▶ The problem: Copy the records below exactly, omitting any pictures they contain.

▶ Records for processing:
/---

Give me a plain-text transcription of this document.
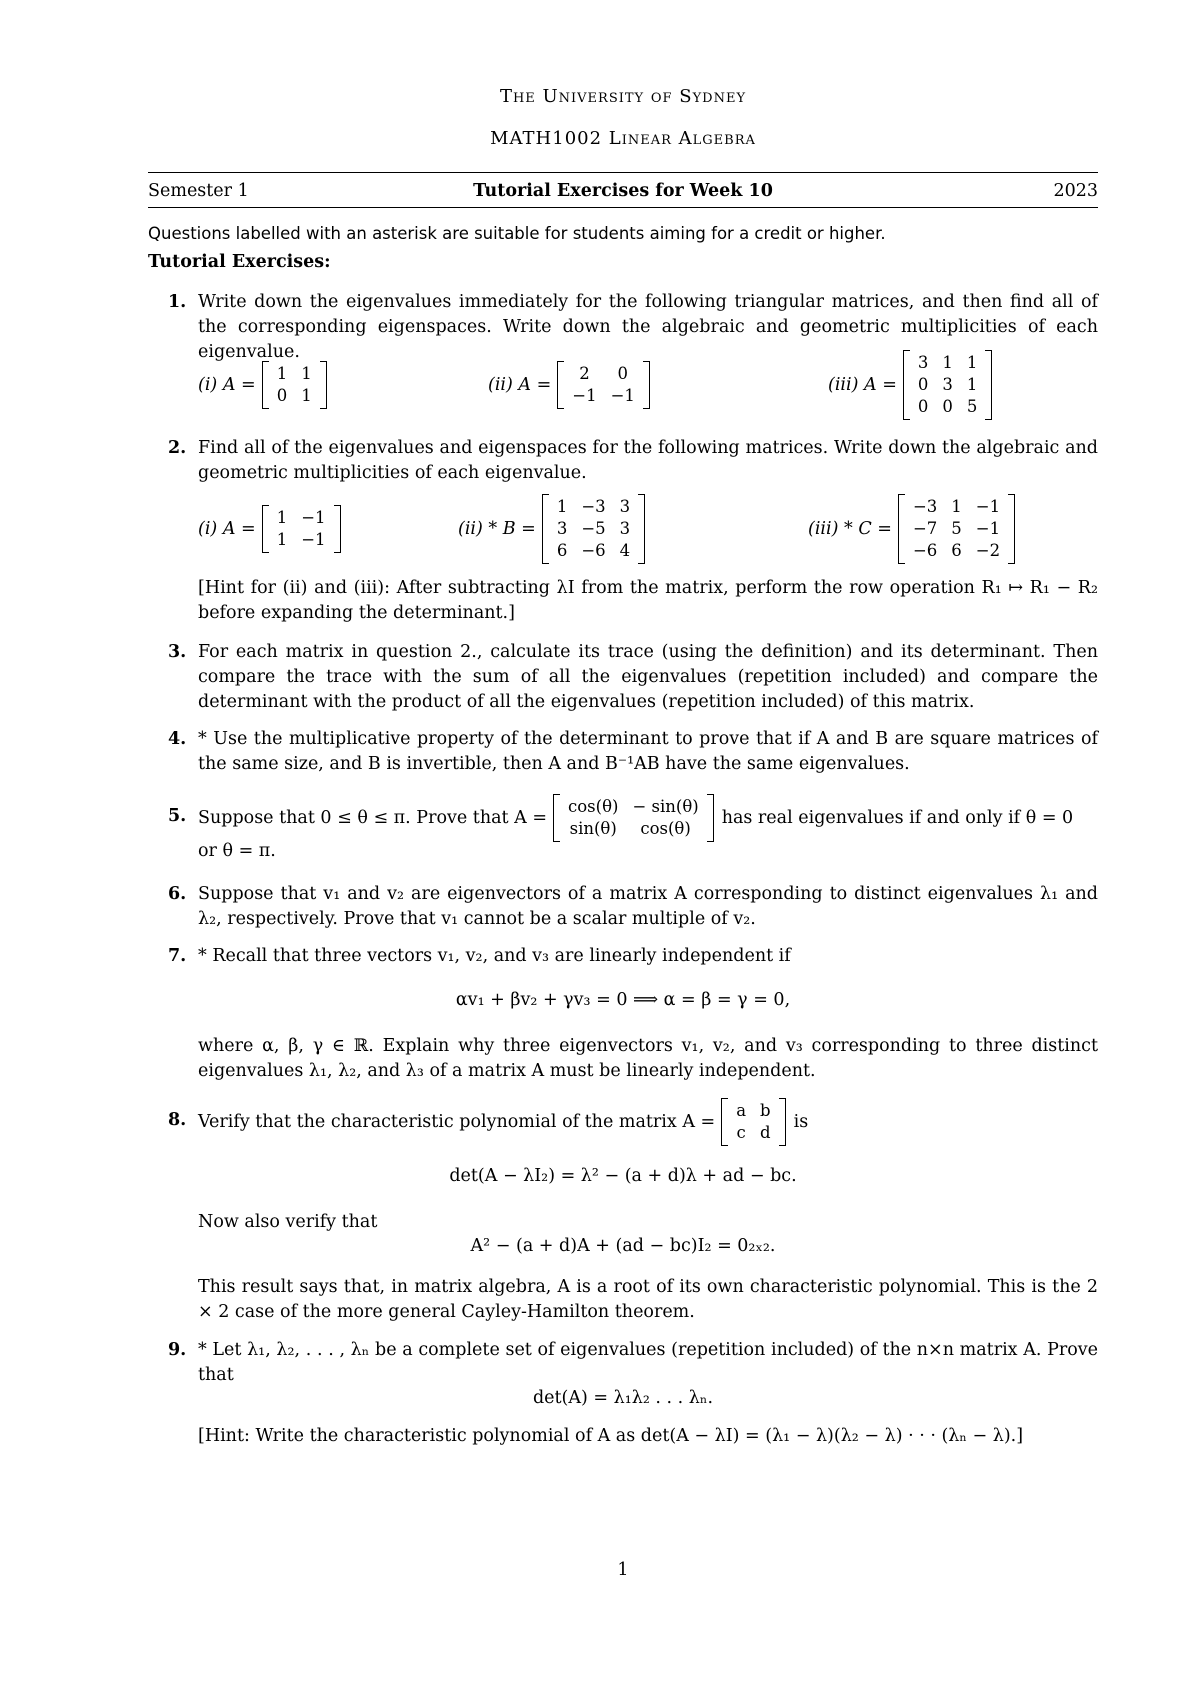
The University of Sydney
MATH1002 Linear Algebra
Semester 1	Tutorial Exercises for Week 10	2023
Questions labelled with an asterisk are suitable for students aiming for a credit or higher.
Tutorial Exercises:
1. Write down the eigenvalues immediately for the following triangular matrices, and then find all of the corresponding eigenspaces. Write down the algebraic and geometric multiplicities of each eigenvalue.
(i) A =
1	1
0	1
(ii) A =
2	0
−1	−1
(iii) A =
3	1	1
0	3	1
0	0	5
2. Find all of the eigenvalues and eigenspaces for the following matrices. Write down the algebraic and geometric multiplicities of each eigenvalue.
(i) A =
1	−1
1	−1
(ii) * B =
1	−3	3
3	−5	3
6	−6	4
(iii) * C =
−3	1	−1
−7	5	−1
−6	6	−2
[Hint for (ii) and (iii): After subtracting λI from the matrix, perform the row operation R₁ ↦ R₁ − R₂ before expanding the determinant.]
3. For each matrix in question 2., calculate its trace (using the definition) and its determinant. Then compare the trace with the sum of all the eigenvalues (repetition included) and compare the determinant with the product of all the eigenvalues (repetition included) of this matrix.
4. * Use the multiplicative property of the determinant to prove that if A and B are square matrices of the same size, and B is invertible, then A and B⁻¹AB have the same eigenvalues.
5. Suppose that 0 ≤ θ ≤ π. Prove that A =
cos(θ)	− sin(θ)
sin(θ)	cos(θ)
has real eigenvalues if and only if θ = 0
or θ = π.
6. Suppose that v₁ and v₂ are eigenvectors of a matrix A corresponding to distinct eigenvalues λ₁ and λ₂, respectively. Prove that v₁ cannot be a scalar multiple of v₂.
7. * Recall that three vectors v₁, v₂, and v₃ are linearly independent if
αv₁ + βv₂ + γv₃ = 0 ⟹ α = β = γ = 0,
where α, β, γ ∈ ℝ. Explain why three eigenvectors v₁, v₂, and v₃ corresponding to three distinct eigenvalues λ₁, λ₂, and λ₃ of a matrix A must be linearly independent.
8. Verify that the characteristic polynomial of the matrix A =
a	b
c	d
is
det(A − λI₂) = λ² − (a + d)λ + ad − bc.
Now also verify that
A² − (a + d)A + (ad − bc)I₂ = 0₂ₓ₂.
This result says that, in matrix algebra, A is a root of its own characteristic polynomial. This is the 2 × 2 case of the more general Cayley-Hamilton theorem.
9. * Let λ₁, λ₂, . . . , λₙ be a complete set of eigenvalues (repetition included) of the n×n matrix A. Prove that
det(A) = λ₁λ₂ . . . λₙ.
[Hint: Write the characteristic polynomial of A as det(A − λI) = (λ₁ − λ)(λ₂ − λ) · · · (λₙ − λ).]
1
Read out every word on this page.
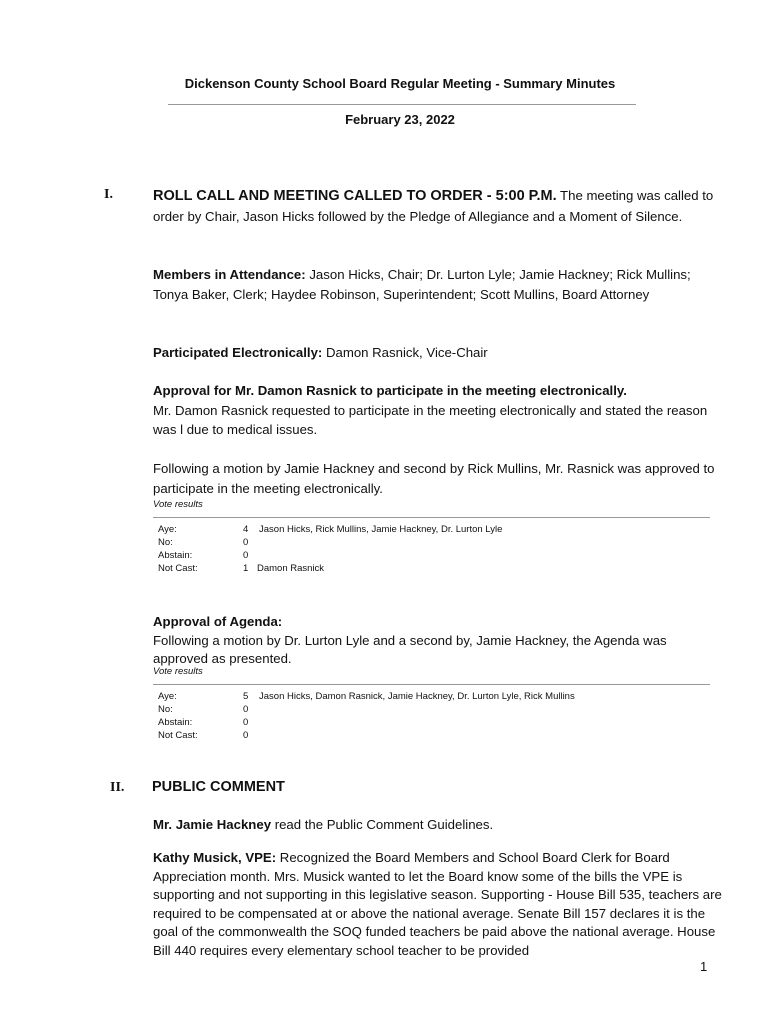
Dickenson County School Board Regular Meeting - Summary Minutes
February 23, 2022
I.	ROLL CALL AND MEETING CALLED TO ORDER - 5:00 P.M. The meeting was called to order by Chair, Jason Hicks followed by the Pledge of Allegiance and a Moment of Silence.
Members in Attendance: Jason Hicks, Chair; Dr. Lurton Lyle; Jamie Hackney; Rick Mullins; Tonya Baker, Clerk; Haydee Robinson, Superintendent; Scott Mullins, Board Attorney
Participated Electronically: Damon Rasnick, Vice-Chair
Approval for Mr. Damon Rasnick to participate in the meeting electronically.
Mr. Damon Rasnick requested to participate in the meeting electronically and stated the reason was l due to medical issues.
Following a motion by Jamie Hackney and second by Rick Mullins, Mr. Rasnick was approved to participate in the meeting electronically.
Vote results
Aye:	4 Jason Hicks, Rick Mullins, Jamie Hackney, Dr. Lurton Lyle
No:	0
Abstain:	0
Not Cast:	1 Damon Rasnick
Approval of Agenda:
Following a motion by Dr. Lurton Lyle and a second by, Jamie Hackney, the Agenda was approved as presented.
Vote results
Aye:	5 Jason Hicks, Damon Rasnick, Jamie Hackney, Dr. Lurton Lyle, Rick Mullins
No:	0
Abstain:	0
Not Cast:	0
II. PUBLIC COMMENT
Mr. Jamie Hackney read the Public Comment Guidelines.
Kathy Musick, VPE: Recognized the Board Members and School Board Clerk for Board Appreciation month. Mrs. Musick wanted to let the Board know some of the bills the VPE is supporting and not supporting in this legislative season. Supporting - House Bill 535, teachers are required to be compensated at or above the national average. Senate Bill 157 declares it is the goal of the commonwealth the SOQ funded teachers be paid above the national average. House Bill 440 requires every elementary school teacher to be provided
1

\---

▶ Problem solution:
Give me a plain-text transcription of this document.
The University of Sydney
MATH1002 Linear Algebra
Semester 1	Tutorial Exercises for Week 10	2023
Questions labelled with an asterisk are suitable for students aiming for a credit or higher.
Tutorial Exercises:
1. Write down the eigenvalues immediately for the following triangular matrices, and then find all of the corresponding eigenspaces. Write down the algebraic and geometric multiplicities of each eigenvalue.
(i) A =
1	1
0	1
(ii) A =
2	0
−1	−1
(iii) A =
3	1	1
0	3	1
0	0	5
2. Find all of the eigenvalues and eigenspaces for the following matrices. Write down the algebraic and geometric multiplicities of each eigenvalue.
(i) A =
1	−1
1	−1
(ii) * B =
1	−3	3
3	−5	3
6	−6	4
(iii) * C =
−3	1	−1
−7	5	−1
−6	6	−2
[Hint for (ii) and (iii): After subtracting λI from the matrix, perform the row operation R₁ ↦ R₁ − R₂ before expanding the determinant.]
3. For each matrix in question 2., calculate its trace (using the definition) and its determinant. Then compare the trace with the sum of all the eigenvalues (repetition included) and compare the determinant with the product of all the eigenvalues (repetition included) of this matrix.
4. * Use the multiplicative property of the determinant to prove that if A and B are square matrices of the same size, and B is invertible, then A and B⁻¹AB have the same eigenvalues.
5. Suppose that 0 ≤ θ ≤ π. Prove that A =
cos(θ)	− sin(θ)
sin(θ)	cos(θ)
has real eigenvalues if and only if θ = 0
or θ = π.
6. Suppose that v₁ and v₂ are eigenvectors of a matrix A corresponding to distinct eigenvalues λ₁ and λ₂, respectively. Prove that v₁ cannot be a scalar multiple of v₂.
7. * Recall that three vectors v₁, v₂, and v₃ are linearly independent if
αv₁ + βv₂ + γv₃ = 0 ⟹ α = β = γ = 0,
where α, β, γ ∈ ℝ. Explain why three eigenvectors v₁, v₂, and v₃ corresponding to three distinct eigenvalues λ₁, λ₂, and λ₃ of a matrix A must be linearly independent.
8. Verify that the characteristic polynomial of the matrix A =
a	b
c	d
is
det(A − λI₂) = λ² − (a + d)λ + ad − bc.
Now also verify that
A² − (a + d)A + (ad − bc)I₂ = 0₂ₓ₂.
This result says that, in matrix algebra, A is a root of its own characteristic polynomial. This is the 2 × 2 case of the more general Cayley-Hamilton theorem.
9. * Let λ₁, λ₂, . . . , λₙ be a complete set of eigenvalues (repetition included) of the n×n matrix A. Prove that
det(A) = λ₁λ₂ . . . λₙ.
[Hint: Write the characteristic polynomial of A as det(A − λI) = (λ₁ − λ)(λ₂ − λ) · · · (λₙ − λ).]
1
Read out every word on this page.
Dickenson County School Board Regular Meeting - Summary Minutes
February 23, 2022
I.	ROLL CALL AND MEETING CALLED TO ORDER - 5:00 P.M. The meeting was called to order by Chair, Jason Hicks followed by the Pledge of Allegiance and a Moment of Silence.
Members in Attendance: Jason Hicks, Chair; Dr. Lurton Lyle; Jamie Hackney; Rick Mullins; Tonya Baker, Clerk; Haydee Robinson, Superintendent; Scott Mullins, Board Attorney
Participated Electronically: Damon Rasnick, Vice-Chair
Approval for Mr. Damon Rasnick to participate in the meeting electronically.
Mr. Damon Rasnick requested to participate in the meeting electronically and stated the reason was l due to medical issues.
Following a motion by Jamie Hackney and second by Rick Mullins, Mr. Rasnick was approved to participate in the meeting electronically.
Vote results
Aye:	4 Jason Hicks, Rick Mullins, Jamie Hackney, Dr. Lurton Lyle
No:	0
Abstain:	0
Not Cast:	1 Damon Rasnick
Approval of Agenda:
Following a motion by Dr. Lurton Lyle and a second by, Jamie Hackney, the Agenda was approved as presented.
Vote results
Aye:	5 Jason Hicks, Damon Rasnick, Jamie Hackney, Dr. Lurton Lyle, Rick Mullins
No:	0
Abstain:	0
Not Cast:	0
II. PUBLIC COMMENT
Mr. Jamie Hackney read the Public Comment Guidelines.
Kathy Musick, VPE: Recognized the Board Members and School Board Clerk for Board Appreciation month. Mrs. Musick wanted to let the Board know some of the bills the VPE is supporting and not supporting in this legislative season. Supporting - House Bill 535, teachers are required to be compensated at or above the national average. Senate Bill 157 declares it is the goal of the commonwealth the SOQ funded teachers be paid above the national average. House Bill 440 requires every elementary school teacher to be provided
1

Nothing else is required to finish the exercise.